(WORK TO DO) For each line of the data below that holds "Nullemissionen", copy the line.

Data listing
---+---

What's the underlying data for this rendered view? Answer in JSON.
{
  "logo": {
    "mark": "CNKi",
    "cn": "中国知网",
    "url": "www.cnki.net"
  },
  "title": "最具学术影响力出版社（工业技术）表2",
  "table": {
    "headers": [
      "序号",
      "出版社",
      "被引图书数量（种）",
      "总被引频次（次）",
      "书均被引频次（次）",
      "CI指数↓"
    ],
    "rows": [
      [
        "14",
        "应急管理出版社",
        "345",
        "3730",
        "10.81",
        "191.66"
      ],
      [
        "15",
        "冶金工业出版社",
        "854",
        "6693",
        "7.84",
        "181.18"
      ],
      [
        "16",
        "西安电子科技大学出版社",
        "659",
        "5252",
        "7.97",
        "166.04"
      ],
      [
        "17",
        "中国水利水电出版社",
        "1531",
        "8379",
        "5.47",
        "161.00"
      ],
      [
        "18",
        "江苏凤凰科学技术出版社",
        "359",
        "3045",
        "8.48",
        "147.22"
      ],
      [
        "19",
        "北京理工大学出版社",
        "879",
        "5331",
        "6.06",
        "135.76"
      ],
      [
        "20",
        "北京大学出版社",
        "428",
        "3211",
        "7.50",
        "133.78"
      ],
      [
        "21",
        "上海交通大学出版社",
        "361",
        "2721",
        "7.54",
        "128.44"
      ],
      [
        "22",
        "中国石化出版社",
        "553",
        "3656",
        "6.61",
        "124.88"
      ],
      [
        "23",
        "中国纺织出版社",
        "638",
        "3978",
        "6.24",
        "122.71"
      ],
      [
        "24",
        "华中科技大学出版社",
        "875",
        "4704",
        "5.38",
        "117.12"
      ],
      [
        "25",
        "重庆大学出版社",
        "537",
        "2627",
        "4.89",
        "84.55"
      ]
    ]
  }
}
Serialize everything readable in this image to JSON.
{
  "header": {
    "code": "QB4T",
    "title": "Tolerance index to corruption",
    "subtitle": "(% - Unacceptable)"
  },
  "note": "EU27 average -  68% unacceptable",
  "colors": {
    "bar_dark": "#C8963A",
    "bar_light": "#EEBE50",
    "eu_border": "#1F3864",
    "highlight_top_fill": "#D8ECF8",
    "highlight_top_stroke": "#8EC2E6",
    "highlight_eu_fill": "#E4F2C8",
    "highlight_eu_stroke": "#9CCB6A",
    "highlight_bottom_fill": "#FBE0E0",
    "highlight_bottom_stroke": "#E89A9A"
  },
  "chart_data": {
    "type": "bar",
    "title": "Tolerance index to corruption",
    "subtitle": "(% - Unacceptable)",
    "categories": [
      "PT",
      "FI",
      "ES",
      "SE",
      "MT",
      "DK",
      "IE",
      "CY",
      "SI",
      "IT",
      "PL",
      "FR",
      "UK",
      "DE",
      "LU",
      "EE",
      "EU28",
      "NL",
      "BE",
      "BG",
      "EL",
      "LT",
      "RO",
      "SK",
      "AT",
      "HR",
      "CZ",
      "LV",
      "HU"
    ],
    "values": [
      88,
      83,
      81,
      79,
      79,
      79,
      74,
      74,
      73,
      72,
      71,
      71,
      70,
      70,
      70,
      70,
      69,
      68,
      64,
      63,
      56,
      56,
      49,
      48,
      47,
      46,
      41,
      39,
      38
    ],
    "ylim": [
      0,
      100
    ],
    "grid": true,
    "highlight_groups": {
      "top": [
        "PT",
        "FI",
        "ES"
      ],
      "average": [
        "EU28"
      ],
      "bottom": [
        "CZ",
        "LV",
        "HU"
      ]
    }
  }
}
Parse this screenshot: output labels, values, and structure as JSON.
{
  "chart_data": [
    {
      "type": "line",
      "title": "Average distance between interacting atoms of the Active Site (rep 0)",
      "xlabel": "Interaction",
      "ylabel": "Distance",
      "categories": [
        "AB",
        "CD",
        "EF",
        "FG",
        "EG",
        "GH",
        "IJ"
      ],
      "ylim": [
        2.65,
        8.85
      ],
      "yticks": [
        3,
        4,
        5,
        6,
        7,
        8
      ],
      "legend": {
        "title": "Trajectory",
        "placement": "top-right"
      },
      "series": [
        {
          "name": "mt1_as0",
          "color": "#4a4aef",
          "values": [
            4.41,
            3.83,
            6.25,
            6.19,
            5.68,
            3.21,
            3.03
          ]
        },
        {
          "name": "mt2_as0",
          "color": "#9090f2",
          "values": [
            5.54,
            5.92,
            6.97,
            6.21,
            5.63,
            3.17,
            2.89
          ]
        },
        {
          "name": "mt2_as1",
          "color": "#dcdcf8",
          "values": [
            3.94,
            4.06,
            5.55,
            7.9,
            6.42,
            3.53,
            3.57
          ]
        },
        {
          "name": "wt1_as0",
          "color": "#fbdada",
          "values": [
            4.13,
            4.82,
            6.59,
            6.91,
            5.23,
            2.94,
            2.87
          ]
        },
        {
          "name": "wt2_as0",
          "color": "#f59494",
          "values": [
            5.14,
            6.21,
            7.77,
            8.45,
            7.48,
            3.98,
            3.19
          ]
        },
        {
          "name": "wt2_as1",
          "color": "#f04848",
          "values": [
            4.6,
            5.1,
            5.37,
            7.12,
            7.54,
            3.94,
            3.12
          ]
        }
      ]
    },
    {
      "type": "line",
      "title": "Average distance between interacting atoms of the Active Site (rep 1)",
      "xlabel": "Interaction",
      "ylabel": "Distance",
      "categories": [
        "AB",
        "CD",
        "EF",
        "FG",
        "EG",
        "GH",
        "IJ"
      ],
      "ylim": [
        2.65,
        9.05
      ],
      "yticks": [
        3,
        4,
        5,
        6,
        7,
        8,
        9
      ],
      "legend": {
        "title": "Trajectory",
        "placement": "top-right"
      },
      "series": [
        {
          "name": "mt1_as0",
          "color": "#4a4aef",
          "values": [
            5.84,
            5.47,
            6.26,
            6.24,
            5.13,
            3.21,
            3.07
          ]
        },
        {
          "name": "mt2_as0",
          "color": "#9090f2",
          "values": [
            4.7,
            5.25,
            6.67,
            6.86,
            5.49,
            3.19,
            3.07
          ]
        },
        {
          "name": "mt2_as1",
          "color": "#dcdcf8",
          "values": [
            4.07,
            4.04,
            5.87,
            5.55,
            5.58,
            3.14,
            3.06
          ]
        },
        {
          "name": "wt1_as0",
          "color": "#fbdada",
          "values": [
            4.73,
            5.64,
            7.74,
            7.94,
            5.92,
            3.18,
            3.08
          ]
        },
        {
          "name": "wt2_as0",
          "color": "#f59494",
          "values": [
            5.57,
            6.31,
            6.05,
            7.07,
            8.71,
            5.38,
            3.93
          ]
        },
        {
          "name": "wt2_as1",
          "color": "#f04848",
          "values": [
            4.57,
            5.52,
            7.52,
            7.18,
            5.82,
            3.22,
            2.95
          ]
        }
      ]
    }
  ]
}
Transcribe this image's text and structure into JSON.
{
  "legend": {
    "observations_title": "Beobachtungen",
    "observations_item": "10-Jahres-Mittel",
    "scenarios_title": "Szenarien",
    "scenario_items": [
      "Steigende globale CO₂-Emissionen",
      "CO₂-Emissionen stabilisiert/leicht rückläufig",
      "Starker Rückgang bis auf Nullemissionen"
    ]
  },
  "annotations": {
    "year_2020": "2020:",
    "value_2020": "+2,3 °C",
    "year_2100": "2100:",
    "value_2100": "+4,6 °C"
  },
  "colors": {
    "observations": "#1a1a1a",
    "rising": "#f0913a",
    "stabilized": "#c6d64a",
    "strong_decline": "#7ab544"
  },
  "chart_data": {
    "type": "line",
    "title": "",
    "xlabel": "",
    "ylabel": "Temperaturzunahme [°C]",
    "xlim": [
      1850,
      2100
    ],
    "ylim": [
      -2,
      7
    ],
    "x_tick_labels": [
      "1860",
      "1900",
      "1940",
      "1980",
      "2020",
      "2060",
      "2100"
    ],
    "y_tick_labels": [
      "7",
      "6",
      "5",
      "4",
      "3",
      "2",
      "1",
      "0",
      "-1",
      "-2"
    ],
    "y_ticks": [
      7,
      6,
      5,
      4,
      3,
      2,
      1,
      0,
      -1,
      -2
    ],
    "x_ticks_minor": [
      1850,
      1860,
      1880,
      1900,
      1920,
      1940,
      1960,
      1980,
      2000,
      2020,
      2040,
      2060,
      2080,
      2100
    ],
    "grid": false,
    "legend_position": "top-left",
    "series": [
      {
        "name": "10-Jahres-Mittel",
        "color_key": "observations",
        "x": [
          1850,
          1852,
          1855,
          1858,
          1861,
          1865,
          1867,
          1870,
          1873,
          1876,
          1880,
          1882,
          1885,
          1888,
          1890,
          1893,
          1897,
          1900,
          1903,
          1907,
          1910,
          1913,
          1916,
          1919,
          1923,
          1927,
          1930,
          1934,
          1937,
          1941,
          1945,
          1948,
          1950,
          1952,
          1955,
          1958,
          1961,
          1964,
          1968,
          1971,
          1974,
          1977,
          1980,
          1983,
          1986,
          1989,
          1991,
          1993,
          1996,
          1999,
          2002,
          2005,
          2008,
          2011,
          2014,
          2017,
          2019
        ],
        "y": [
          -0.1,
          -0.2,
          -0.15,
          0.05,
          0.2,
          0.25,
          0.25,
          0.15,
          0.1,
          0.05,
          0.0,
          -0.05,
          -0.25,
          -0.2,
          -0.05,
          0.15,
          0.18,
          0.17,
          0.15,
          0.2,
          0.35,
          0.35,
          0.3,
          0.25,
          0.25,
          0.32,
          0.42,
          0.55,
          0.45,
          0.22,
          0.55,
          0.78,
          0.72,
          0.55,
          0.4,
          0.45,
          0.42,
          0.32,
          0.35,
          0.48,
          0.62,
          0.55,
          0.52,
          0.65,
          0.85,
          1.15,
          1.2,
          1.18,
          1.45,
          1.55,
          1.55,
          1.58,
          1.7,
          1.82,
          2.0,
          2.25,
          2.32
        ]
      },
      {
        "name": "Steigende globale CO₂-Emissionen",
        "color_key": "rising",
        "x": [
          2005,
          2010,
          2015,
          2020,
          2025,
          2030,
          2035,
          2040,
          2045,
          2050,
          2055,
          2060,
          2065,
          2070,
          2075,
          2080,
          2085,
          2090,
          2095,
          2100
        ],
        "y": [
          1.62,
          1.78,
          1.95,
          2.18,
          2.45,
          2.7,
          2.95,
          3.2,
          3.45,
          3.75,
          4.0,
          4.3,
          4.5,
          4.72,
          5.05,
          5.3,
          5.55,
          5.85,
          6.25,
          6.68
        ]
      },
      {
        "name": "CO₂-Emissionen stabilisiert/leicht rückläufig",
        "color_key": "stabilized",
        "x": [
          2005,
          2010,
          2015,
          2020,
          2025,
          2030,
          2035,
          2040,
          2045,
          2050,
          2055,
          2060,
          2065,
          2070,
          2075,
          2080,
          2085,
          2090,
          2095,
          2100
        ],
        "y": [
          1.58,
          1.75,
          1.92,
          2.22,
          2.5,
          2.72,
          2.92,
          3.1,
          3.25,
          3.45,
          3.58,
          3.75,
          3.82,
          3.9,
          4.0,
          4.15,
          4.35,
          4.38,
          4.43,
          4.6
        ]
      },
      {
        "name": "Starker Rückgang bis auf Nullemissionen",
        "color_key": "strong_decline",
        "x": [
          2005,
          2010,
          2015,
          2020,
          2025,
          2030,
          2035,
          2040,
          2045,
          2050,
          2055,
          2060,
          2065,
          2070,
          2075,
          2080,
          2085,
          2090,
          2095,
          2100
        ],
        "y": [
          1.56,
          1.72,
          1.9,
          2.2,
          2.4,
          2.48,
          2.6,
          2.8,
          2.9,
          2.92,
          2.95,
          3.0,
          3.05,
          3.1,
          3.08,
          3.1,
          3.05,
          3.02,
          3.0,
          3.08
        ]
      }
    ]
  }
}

---+---

(SOLUTION TO THIS TASK)
      "Starker Rückgang bis auf Nullemissionen"
        "name": "Starker Rückgang bis auf Nullemissionen",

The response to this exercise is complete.